◆ Stated exercise A
Repeat the part of the book review between "This book was" and "past once more...", inclusive.

Date of Review: Aug 5, 2001
The Bottom Line: Get ready to fall in love with this beautiful story.
...you don't always hear the knock.
This book was given to me years ago by my godmother, but I never read it until a couple of nights ago. I read it for comfort after choking forth several sweaty, tearful prayers. I'd just found out that the man I was involved with "forgot" to mention he had a wife! (It's a LONG story.) Anyway, I picked up this novel and couldn't put it down! As with the last book I reviewed, Christy, I found myself transported to the past once more...
Imagine this scenario. You're fighting against circumstances beyond your control. You were traveling West in a covered wagon in the 1880's with the young husband you're madly in love with. When the wheel breaks, hubby goes for help. He's thrown off his horse and killed, to your horror and heartbreak. To make matters worse, you're pregnant with his baby.
And thus begins Love Comes Softly, the first in an eight book series written by Janette Oke. The grieving widow is Martha "Marty" Clarige, who is only nineteen years old. Just after Clem is buried on "borrowed land", she retreats to her wagon in stunned, numb grief. Marty has no money, no land and no kin nearby to help her out. Just then a large man seeks out Marty at the wagon. He is Clark Davis, a young widower with an infant daughter. Clark tells Marty that the visiting preacher will be leaving town later in the day. If we marry, he tells her, I will provide you with a home, clothes and food if you will be a mama to my Missie. I won't ask you for anything more. We have to marry today.
Marty is furious at this man and his proposition, but she can't turn him down. She has not a penny to her name, so she agrees. After the simple, loveless ceremony, Clark says something that cheers Marty up a bit. The next wagon train heading east will be coming by the next spring. I promise I will give you money and your freedom to go to your kinfolk back east, but only if you take my Missie with you. She needs a mama, Clark informs Marty.

◆ Stated exercise B
Reproduce the lines in the records between the lines holding "x-tick-label: 0.08 (491, 341, 512, 350)" and "y-tick-label: 25 (46, 228, 58, 237)", inclusive.

◆ Raw records
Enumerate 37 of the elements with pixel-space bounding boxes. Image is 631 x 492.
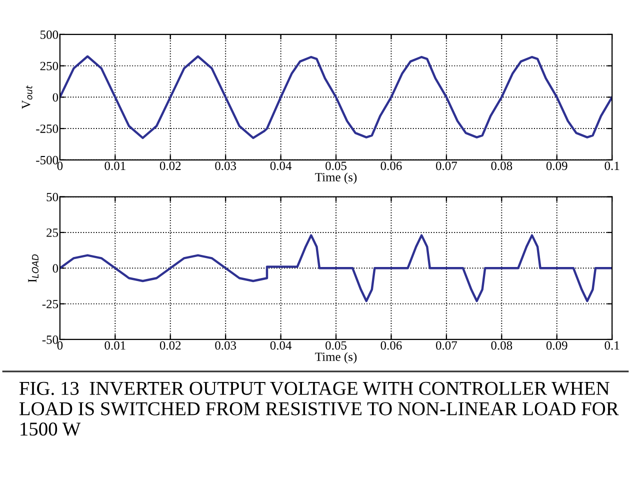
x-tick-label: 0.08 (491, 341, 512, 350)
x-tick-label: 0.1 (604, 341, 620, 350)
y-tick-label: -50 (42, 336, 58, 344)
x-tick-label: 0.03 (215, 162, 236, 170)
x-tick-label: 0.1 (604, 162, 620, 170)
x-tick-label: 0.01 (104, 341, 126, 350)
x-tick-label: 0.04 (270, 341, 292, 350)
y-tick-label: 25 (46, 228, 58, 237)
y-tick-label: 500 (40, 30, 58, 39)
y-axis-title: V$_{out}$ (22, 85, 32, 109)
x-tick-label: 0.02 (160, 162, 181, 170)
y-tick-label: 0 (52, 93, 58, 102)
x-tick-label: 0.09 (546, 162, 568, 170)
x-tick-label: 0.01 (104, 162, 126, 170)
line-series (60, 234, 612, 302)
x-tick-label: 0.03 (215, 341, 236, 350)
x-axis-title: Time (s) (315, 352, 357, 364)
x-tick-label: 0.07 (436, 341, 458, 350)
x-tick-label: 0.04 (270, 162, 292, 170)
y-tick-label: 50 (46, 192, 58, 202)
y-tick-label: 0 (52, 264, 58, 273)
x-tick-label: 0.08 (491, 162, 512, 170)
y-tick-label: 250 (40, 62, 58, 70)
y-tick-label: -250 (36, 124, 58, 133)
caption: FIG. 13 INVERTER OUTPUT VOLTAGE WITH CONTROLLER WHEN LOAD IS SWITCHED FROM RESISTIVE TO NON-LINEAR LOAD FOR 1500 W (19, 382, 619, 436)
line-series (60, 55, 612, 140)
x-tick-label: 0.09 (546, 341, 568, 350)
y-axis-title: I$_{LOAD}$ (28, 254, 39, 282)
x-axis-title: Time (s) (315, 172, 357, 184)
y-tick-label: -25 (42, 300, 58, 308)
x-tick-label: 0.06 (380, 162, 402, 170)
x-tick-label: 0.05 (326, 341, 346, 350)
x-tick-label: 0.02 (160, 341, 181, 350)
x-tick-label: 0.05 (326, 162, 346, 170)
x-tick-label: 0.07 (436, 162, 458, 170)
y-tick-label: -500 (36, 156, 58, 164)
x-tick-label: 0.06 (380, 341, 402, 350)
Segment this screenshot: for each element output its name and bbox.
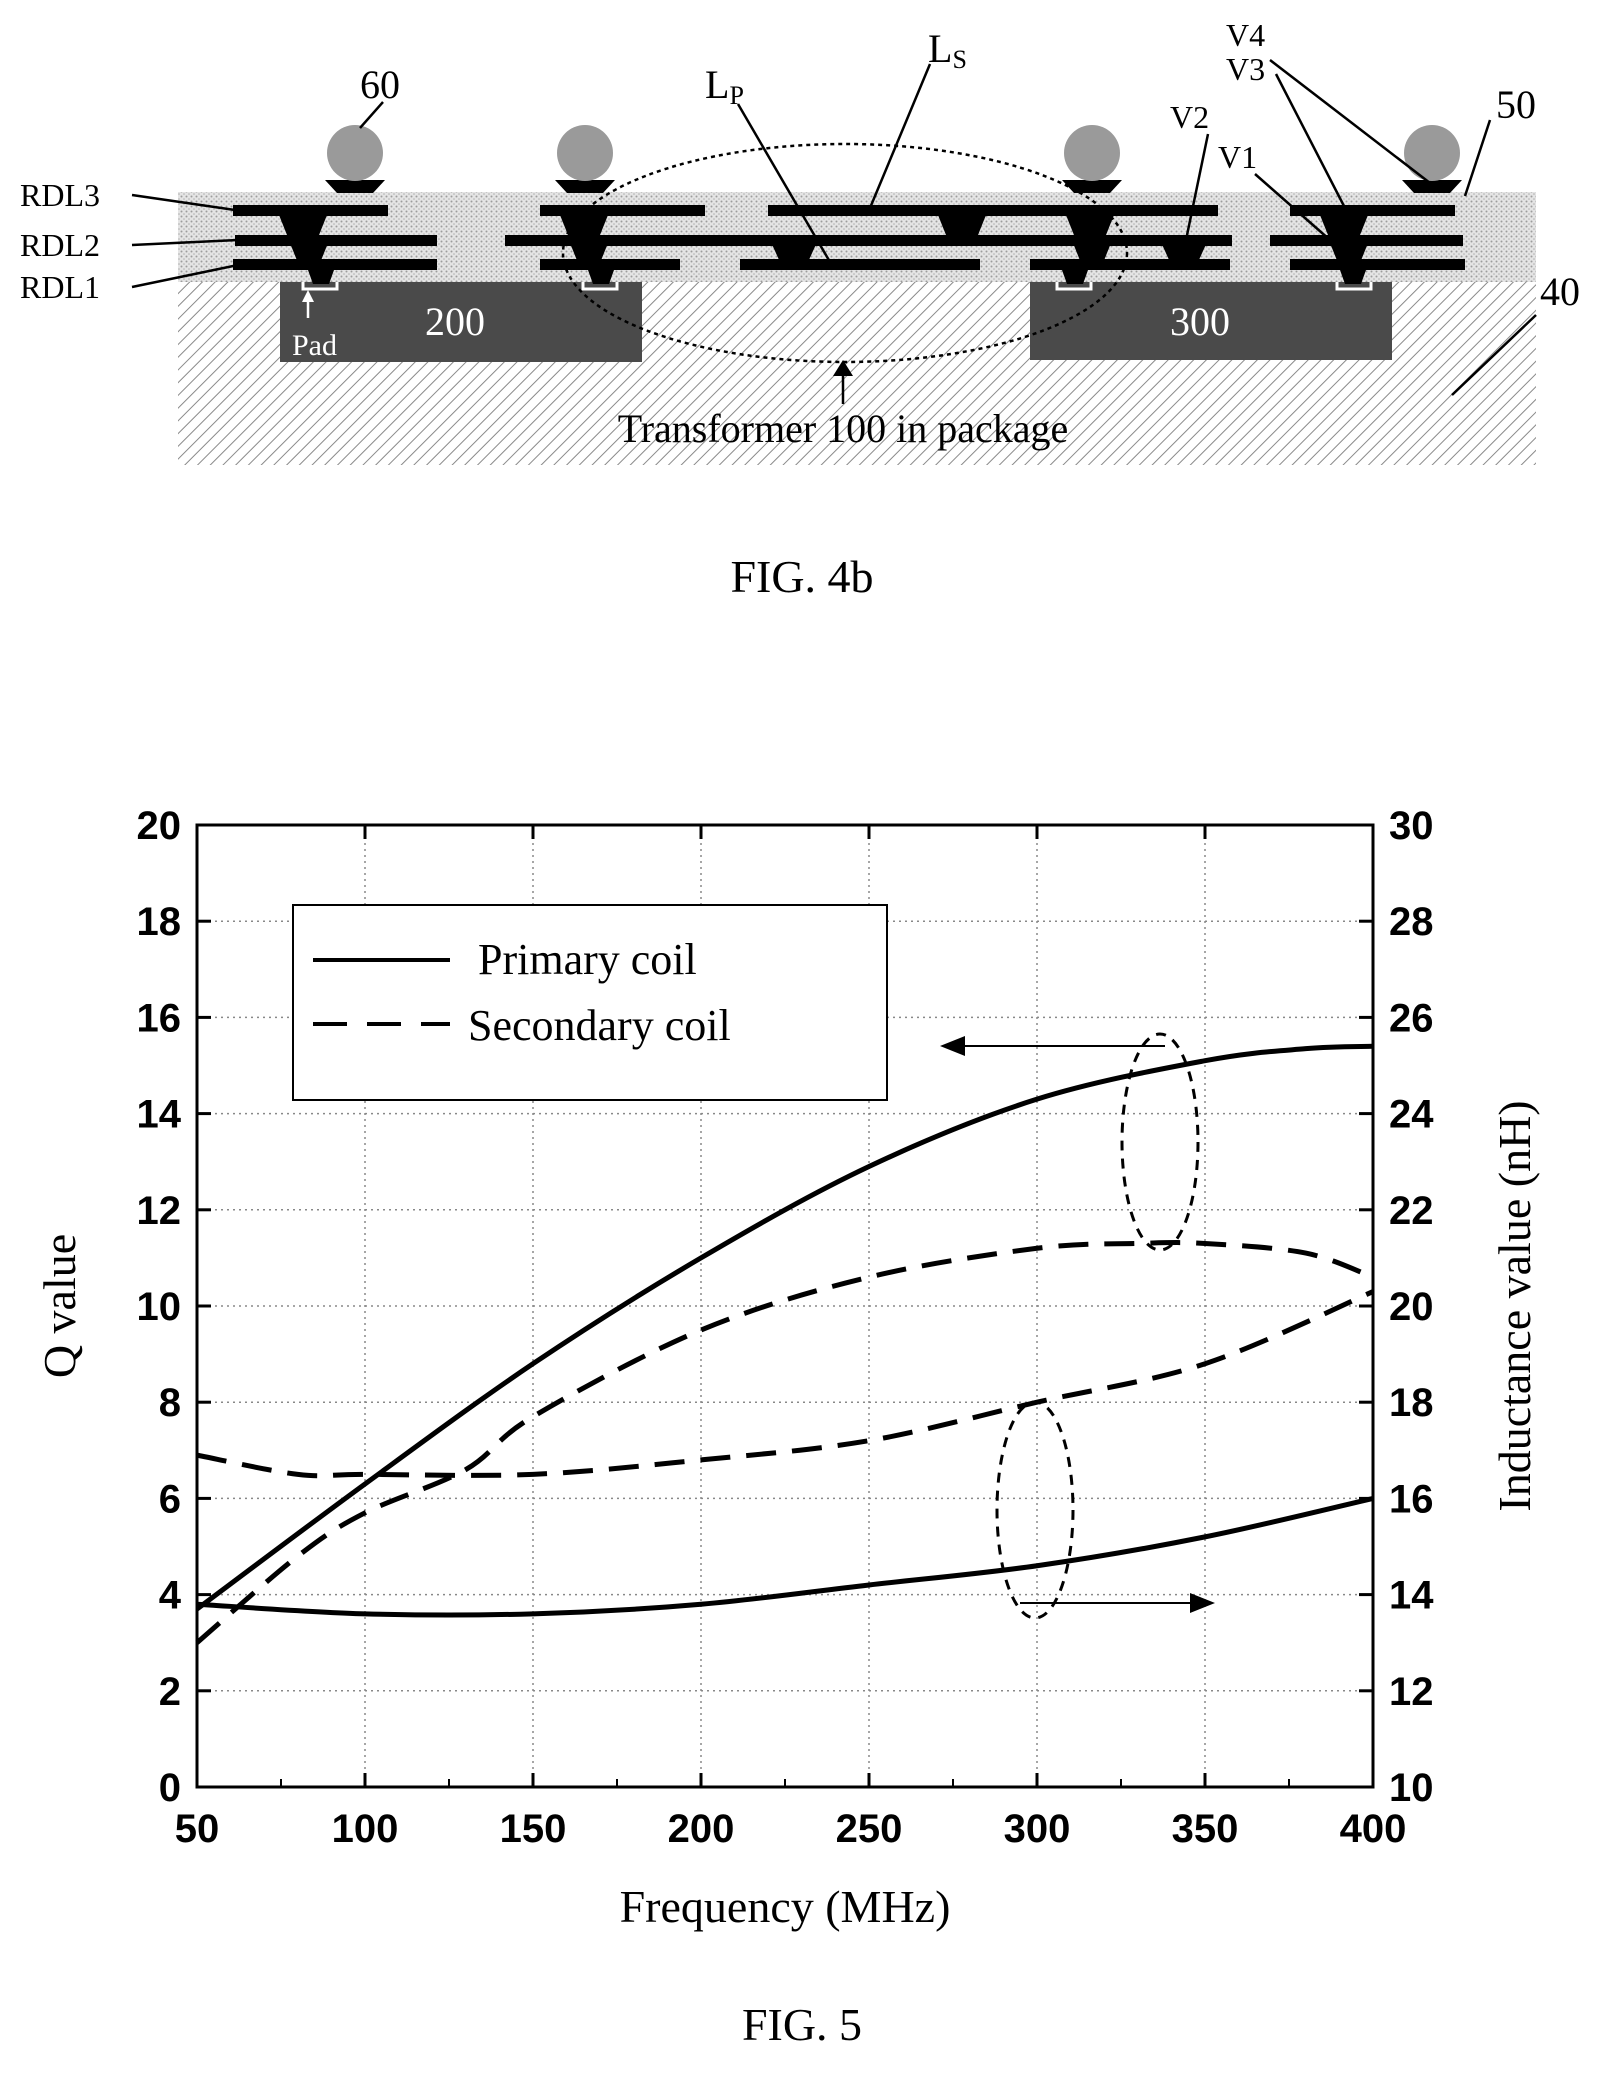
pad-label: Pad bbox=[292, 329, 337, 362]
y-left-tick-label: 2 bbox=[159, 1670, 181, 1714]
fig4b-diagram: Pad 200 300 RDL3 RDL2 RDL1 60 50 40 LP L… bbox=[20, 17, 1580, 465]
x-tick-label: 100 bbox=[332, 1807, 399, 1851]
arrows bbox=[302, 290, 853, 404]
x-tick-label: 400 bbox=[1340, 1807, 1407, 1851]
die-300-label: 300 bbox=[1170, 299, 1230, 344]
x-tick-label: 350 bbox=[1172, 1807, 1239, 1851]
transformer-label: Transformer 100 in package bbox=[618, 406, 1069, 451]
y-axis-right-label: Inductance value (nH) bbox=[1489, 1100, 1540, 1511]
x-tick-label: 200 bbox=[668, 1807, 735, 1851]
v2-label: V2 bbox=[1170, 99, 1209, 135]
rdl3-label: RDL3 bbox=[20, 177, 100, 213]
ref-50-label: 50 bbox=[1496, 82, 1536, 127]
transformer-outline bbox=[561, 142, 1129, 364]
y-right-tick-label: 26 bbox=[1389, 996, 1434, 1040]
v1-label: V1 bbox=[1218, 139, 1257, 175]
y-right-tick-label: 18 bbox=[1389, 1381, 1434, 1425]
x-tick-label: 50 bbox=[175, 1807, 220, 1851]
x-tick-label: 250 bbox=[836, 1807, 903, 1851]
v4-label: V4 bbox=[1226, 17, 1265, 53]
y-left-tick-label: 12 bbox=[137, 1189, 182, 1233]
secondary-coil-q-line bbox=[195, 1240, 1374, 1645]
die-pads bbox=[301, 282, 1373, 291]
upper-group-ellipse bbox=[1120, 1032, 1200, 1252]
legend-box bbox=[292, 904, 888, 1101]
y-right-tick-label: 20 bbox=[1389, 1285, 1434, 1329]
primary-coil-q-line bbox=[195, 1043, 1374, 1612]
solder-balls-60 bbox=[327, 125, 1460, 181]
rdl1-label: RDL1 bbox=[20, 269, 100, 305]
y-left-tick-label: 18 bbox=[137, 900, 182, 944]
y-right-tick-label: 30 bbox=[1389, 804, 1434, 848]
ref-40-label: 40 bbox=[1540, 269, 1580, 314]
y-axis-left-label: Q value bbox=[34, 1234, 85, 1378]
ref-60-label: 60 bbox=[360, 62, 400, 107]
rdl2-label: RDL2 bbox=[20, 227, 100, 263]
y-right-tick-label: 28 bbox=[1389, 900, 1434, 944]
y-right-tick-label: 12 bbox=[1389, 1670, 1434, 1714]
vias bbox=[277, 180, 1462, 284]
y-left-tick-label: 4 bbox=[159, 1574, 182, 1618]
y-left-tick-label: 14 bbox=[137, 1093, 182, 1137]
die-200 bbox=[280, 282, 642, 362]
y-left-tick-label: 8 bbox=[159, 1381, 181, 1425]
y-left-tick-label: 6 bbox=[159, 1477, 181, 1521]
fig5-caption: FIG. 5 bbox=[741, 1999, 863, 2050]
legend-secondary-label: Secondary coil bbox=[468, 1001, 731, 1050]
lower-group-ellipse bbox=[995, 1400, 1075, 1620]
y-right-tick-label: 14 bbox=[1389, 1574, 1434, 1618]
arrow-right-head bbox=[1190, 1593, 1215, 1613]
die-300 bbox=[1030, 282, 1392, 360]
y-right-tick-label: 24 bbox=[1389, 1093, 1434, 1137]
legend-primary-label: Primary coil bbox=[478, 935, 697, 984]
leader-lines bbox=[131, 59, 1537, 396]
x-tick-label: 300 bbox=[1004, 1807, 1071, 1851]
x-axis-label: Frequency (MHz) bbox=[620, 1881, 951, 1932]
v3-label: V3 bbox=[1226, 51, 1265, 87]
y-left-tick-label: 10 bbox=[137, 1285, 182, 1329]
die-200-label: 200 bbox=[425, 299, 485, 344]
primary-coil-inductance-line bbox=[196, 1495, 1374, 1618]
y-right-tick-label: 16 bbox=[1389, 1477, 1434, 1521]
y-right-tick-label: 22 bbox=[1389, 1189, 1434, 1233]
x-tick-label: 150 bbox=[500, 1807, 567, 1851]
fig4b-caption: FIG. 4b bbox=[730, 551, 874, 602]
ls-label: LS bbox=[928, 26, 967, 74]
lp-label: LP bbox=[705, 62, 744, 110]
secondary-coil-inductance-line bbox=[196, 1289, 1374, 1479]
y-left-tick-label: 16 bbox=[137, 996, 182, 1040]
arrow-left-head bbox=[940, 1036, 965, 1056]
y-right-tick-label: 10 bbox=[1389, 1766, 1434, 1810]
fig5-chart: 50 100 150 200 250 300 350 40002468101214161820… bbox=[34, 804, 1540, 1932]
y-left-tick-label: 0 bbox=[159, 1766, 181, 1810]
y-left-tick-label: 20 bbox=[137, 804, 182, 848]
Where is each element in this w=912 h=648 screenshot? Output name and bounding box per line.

◆ Worked solution A
This book was given to me years ago by my godmother, but I never read it until a couple of nights ago. I read it for comfort after choking forth several sweaty, tearful prayers. I'd just found out that the man I was involved with "forgot" to mention he had a wife! (It's a LONG story.) Anyway, I picked up this novel and couldn't put it down! As with the last book I reviewed, Christy, I found myself transported to the past once more...

◆ Worked solution B
x-tick-label: 0.08 (491, 341, 512, 350)
x-tick-label: 0.1 (604, 341, 620, 350)
y-tick-label: -50 (42, 336, 58, 344)
x-tick-label: 0.03 (215, 162, 236, 170)
x-tick-label: 0.1 (604, 162, 620, 170)
x-tick-label: 0.01 (104, 341, 126, 350)
x-tick-label: 0.04 (270, 341, 292, 350)
y-tick-label: 25 (46, 228, 58, 237)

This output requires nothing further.